■ EXERCISE MATERIAL
■ ■ ■ ■ ■

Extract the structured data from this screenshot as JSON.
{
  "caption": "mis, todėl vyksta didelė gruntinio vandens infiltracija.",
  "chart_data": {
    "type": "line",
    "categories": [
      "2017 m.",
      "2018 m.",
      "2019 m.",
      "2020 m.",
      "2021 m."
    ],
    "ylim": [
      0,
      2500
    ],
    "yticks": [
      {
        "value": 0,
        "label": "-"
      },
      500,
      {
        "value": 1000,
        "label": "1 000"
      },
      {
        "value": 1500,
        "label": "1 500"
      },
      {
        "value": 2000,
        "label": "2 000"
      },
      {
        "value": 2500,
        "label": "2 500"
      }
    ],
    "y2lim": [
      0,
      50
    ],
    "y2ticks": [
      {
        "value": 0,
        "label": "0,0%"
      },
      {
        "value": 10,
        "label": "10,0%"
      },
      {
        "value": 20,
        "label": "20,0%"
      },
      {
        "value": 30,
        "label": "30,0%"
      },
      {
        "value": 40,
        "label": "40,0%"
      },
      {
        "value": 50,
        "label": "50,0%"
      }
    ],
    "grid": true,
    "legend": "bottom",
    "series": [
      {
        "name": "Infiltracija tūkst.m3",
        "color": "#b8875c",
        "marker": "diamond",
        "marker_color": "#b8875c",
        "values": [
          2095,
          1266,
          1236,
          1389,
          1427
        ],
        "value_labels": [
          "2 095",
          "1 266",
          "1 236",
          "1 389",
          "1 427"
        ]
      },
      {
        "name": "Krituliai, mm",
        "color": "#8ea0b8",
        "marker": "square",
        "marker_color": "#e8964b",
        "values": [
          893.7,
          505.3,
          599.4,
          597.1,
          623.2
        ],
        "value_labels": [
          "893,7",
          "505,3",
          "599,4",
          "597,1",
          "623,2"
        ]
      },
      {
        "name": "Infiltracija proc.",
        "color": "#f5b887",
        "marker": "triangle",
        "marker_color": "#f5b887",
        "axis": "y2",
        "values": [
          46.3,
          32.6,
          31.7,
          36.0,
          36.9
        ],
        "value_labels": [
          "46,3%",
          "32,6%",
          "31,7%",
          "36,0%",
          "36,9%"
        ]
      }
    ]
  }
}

■ ■ ■ ■ ■

■ EXERCISE BRIEF
Return the lines of the records that include the string "name".

■ EXERCISE OUTPUT
        "name": "Infiltracija tūkst.m3",
        "name": "Krituliai, mm",
        "name": "Infiltracija proc.",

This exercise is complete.